[Extracts from a graphics dataset]
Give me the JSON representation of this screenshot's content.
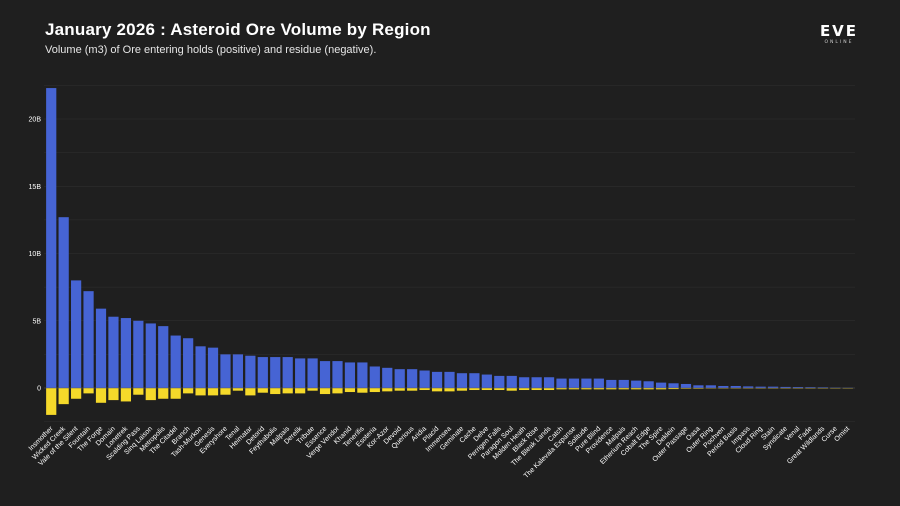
{
  "colors": {
    "background": "#1f1f1f",
    "positive": "#4664d4",
    "negative": "#f5d92a",
    "grid": "#303030",
    "text": "#ffffff"
  },
  "logo": {
    "main": "EVE",
    "sub": "ONLINE",
    "icon": "eve-online-logo"
  },
  "chart_data": {
    "type": "bar",
    "title": "January 2026 : Asteroid Ore Volume by Region",
    "subtitle": "Volume (m3) of Ore entering holds (positive) and residue (negative).",
    "xlabel": "",
    "ylabel": "",
    "ylim": [
      -2.5,
      23.5
    ],
    "yticks": [
      0,
      5,
      10,
      15,
      20
    ],
    "ytick_labels": [
      "0",
      "5B",
      "10B",
      "15B",
      "20B"
    ],
    "grid": true,
    "units": "billion m3",
    "categories": [
      "Insmother",
      "Wicked Creek",
      "Vale of the Silent",
      "Fountain",
      "The Forge",
      "Domain",
      "Lonetrek",
      "Scalding Pass",
      "Sinq Laison",
      "Metropolis",
      "The Citadel",
      "Branch",
      "Tash-Murkon",
      "Genesis",
      "Everyshore",
      "Tenal",
      "Heimatar",
      "Detorid",
      "Feythabolis",
      "Malpais",
      "Derelik",
      "Tribute",
      "Essence",
      "Verge Vendor",
      "Khanid",
      "Tenerifis",
      "Esoteria",
      "Kor-Azor",
      "Devoid",
      "Querious",
      "Aridia",
      "Placid",
      "Immensea",
      "Geminate",
      "Cache",
      "Delve",
      "Perrigen Falls",
      "Paragon Soul",
      "Molden Heath",
      "Black Rise",
      "The Bleak Lands",
      "Catch",
      "The Kalevala Expanse",
      "Solitude",
      "Pure Blind",
      "Providence",
      "Malpais",
      "Etherium Reach",
      "Cobalt Edge",
      "The Spire",
      "Deklein",
      "Outer Passage",
      "Oasa",
      "Outer Ring",
      "Pochven",
      "Period Basis",
      "Impass",
      "Cloud Ring",
      "Stain",
      "Syndicate",
      "Venal",
      "Fade",
      "Great Wildlands",
      "Curse",
      "Omist"
    ],
    "series": [
      {
        "name": "Ore entering holds (positive)",
        "values": [
          22.3,
          12.7,
          8.0,
          7.2,
          5.9,
          5.3,
          5.2,
          5.0,
          4.8,
          4.6,
          3.9,
          3.7,
          3.1,
          3.0,
          2.5,
          2.5,
          2.4,
          2.3,
          2.3,
          2.3,
          2.2,
          2.2,
          2.0,
          2.0,
          1.9,
          1.9,
          1.6,
          1.5,
          1.4,
          1.4,
          1.3,
          1.2,
          1.2,
          1.1,
          1.1,
          1.0,
          0.9,
          0.9,
          0.8,
          0.8,
          0.8,
          0.7,
          0.7,
          0.7,
          0.7,
          0.6,
          0.6,
          0.55,
          0.5,
          0.4,
          0.35,
          0.3,
          0.2,
          0.2,
          0.15,
          0.15,
          0.12,
          0.1,
          0.1,
          0.08,
          0.07,
          0.06,
          0.05,
          0.03,
          0.02
        ]
      },
      {
        "name": "Residue (negative)",
        "values": [
          -2.0,
          -1.2,
          -0.8,
          -0.4,
          -1.1,
          -0.9,
          -1.0,
          -0.5,
          -0.9,
          -0.8,
          -0.8,
          -0.4,
          -0.55,
          -0.55,
          -0.5,
          -0.2,
          -0.55,
          -0.35,
          -0.45,
          -0.4,
          -0.4,
          -0.2,
          -0.45,
          -0.4,
          -0.3,
          -0.35,
          -0.3,
          -0.25,
          -0.2,
          -0.2,
          -0.15,
          -0.25,
          -0.25,
          -0.2,
          -0.15,
          -0.15,
          -0.15,
          -0.2,
          -0.15,
          -0.15,
          -0.15,
          -0.1,
          -0.1,
          -0.1,
          -0.1,
          -0.1,
          -0.1,
          -0.1,
          -0.1,
          -0.1,
          -0.08,
          -0.05,
          -0.05,
          -0.03,
          -0.03,
          -0.03,
          -0.02,
          -0.02,
          -0.02,
          -0.01,
          -0.01,
          -0.01,
          -0.01,
          -0.005,
          -0.005
        ]
      }
    ]
  }
}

* _What the exercise asks_:
Take every line from the data above that holds "entering" and copy it out.

* _Output of the exercise_:
    "subtitle": "Volume (m3) of Ore entering holds (positive) and residue (negative).",
        "name": "Ore entering holds (positive)",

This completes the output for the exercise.